(Figure record extracts)

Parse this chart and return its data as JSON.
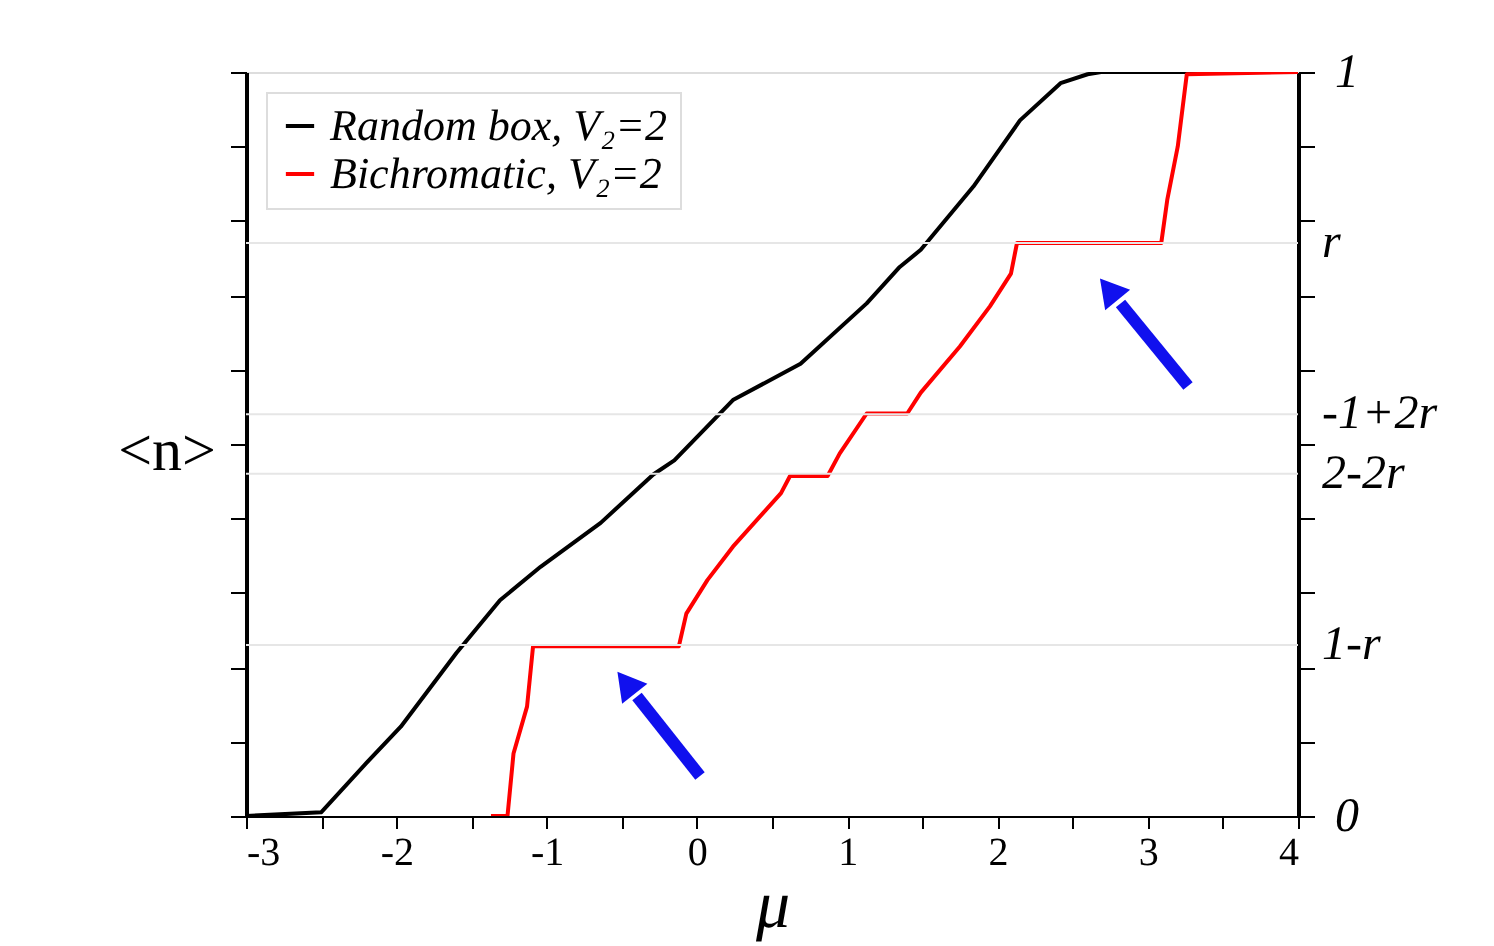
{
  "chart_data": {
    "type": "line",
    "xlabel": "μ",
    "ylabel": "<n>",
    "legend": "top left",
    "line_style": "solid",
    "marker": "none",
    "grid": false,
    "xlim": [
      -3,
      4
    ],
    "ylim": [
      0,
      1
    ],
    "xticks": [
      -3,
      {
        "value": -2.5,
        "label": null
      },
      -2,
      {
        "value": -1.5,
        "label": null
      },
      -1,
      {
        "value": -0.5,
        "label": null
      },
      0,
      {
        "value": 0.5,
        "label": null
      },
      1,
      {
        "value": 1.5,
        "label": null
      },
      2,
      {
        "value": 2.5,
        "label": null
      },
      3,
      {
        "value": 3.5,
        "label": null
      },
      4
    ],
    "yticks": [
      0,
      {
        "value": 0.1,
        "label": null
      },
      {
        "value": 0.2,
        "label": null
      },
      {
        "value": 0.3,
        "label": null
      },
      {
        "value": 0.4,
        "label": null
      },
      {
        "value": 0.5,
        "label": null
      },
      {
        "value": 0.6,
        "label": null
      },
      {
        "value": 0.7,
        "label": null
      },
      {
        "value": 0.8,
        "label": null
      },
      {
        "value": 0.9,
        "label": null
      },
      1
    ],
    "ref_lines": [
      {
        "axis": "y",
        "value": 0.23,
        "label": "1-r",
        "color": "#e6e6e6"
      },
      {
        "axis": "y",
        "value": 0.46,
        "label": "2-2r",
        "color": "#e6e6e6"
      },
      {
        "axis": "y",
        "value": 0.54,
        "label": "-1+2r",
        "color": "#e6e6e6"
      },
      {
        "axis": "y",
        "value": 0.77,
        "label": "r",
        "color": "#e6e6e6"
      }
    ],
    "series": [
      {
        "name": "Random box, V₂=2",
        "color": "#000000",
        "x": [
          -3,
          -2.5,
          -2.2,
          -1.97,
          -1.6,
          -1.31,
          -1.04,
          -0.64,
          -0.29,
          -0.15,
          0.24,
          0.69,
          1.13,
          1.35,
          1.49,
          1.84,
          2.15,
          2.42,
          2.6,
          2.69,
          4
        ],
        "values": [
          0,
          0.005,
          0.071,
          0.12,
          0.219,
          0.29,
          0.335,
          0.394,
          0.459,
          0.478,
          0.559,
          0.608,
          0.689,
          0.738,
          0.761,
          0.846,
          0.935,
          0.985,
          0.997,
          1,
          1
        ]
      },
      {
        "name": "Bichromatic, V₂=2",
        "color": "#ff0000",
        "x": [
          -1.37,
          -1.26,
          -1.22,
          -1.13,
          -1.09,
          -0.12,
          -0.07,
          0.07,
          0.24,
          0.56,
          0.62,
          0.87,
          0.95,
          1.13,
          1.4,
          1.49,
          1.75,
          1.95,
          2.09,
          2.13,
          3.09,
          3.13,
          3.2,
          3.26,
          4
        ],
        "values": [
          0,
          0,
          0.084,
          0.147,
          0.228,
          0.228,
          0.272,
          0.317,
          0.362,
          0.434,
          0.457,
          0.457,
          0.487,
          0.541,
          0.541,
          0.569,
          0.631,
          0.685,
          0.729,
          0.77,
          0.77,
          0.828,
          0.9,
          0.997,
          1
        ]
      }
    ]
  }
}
--
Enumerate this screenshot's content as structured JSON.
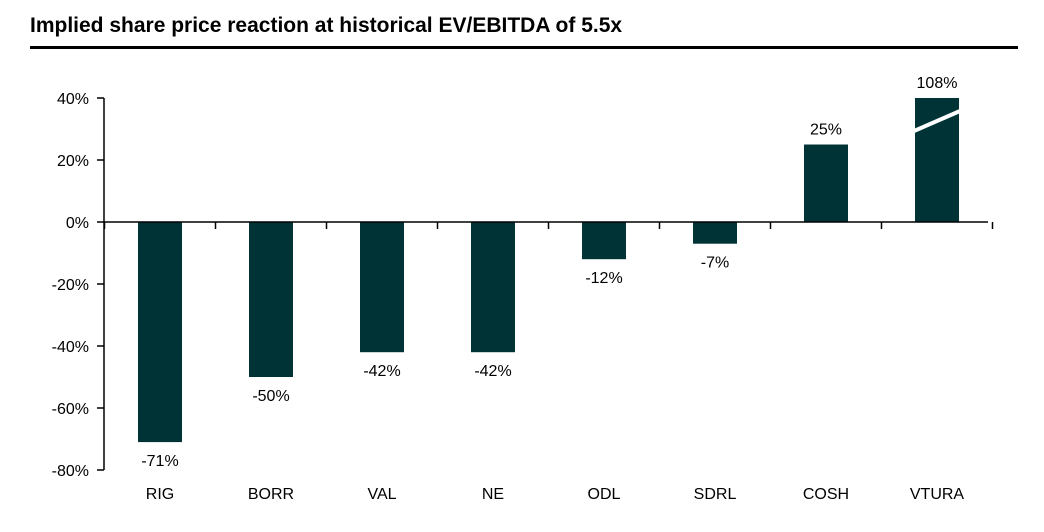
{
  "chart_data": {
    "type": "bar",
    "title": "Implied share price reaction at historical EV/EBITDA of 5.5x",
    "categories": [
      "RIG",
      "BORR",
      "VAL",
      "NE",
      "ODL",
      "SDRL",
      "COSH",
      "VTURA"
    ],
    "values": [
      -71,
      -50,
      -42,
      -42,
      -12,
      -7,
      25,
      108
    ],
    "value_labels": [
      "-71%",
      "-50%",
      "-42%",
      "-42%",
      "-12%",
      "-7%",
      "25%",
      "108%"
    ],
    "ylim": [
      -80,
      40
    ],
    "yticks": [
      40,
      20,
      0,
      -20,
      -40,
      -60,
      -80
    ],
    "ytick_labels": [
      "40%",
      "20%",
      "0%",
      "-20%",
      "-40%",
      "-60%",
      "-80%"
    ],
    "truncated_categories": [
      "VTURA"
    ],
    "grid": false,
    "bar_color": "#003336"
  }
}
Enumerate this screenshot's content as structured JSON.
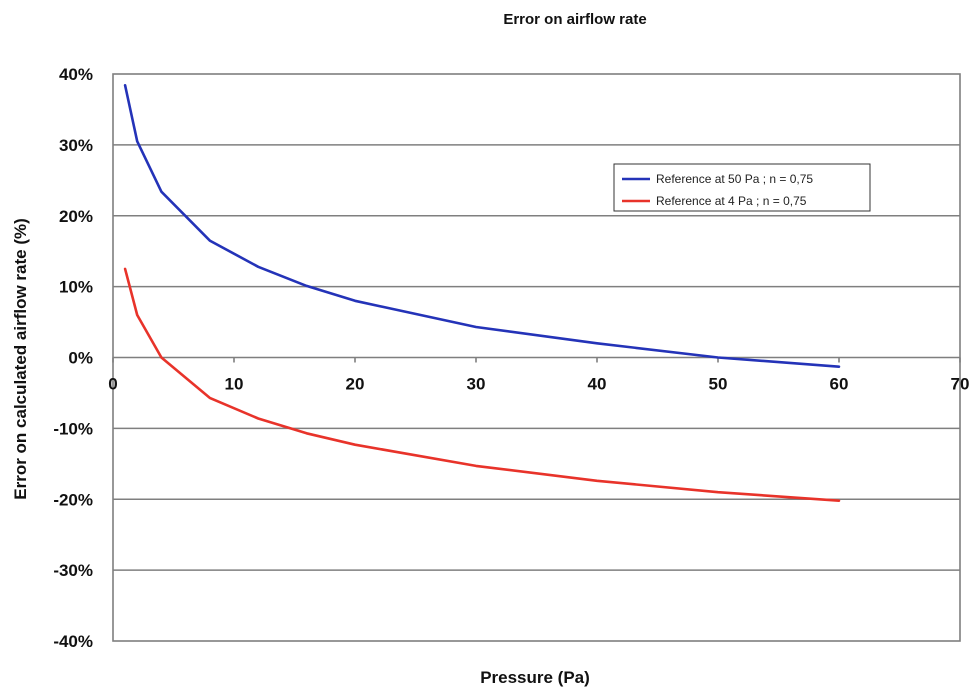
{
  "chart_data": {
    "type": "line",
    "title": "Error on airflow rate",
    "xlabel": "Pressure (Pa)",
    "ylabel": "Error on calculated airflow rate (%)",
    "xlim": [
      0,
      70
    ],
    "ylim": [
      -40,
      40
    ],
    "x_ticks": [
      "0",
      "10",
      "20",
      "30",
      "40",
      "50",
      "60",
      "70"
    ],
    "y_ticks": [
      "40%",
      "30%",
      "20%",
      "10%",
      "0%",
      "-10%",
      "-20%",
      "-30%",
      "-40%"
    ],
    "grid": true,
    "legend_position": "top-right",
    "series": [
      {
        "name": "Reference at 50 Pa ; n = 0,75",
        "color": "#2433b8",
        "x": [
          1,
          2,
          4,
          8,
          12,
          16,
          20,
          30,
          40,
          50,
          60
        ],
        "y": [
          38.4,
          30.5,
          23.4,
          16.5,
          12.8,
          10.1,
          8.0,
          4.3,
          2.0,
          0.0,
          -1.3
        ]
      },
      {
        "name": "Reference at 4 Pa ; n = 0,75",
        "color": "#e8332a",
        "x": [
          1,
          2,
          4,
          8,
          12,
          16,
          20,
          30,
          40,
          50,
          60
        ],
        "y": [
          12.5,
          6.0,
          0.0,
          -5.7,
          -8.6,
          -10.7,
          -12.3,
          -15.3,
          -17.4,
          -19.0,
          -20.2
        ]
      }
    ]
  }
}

*What the task requires:*
Copy out every line of the listing that includes the string "Error".

*Answer to this exercise:*
    "title": "Error on airflow rate",
    "ylabel": "Error on calculated airflow rate (%)",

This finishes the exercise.